Material for this task
--------------------------------------------------
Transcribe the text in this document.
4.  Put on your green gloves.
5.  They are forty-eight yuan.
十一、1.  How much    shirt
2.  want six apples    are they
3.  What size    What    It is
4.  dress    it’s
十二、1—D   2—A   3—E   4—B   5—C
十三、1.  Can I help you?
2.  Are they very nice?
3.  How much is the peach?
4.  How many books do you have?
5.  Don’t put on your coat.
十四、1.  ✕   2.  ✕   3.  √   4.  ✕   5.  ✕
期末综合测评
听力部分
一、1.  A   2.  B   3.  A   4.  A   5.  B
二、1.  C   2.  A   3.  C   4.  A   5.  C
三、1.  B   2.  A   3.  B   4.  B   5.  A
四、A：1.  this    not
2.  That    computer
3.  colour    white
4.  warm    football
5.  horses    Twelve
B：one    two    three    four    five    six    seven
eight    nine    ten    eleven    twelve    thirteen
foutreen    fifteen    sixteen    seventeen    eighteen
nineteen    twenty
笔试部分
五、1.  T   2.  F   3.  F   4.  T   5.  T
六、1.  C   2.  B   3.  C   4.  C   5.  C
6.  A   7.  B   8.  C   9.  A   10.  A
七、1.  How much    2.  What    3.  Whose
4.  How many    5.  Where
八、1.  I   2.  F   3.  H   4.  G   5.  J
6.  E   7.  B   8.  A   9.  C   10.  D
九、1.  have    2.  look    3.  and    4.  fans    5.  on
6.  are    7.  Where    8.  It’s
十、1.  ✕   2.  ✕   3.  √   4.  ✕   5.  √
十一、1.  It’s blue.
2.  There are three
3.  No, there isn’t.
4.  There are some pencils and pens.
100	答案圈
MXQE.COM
--------------------------------------------------
Directions for this task
Copy all lines in the listing above where the string "three" appears.

Answer in full
B：one    two    three    four    five    six    seven
2.  There are three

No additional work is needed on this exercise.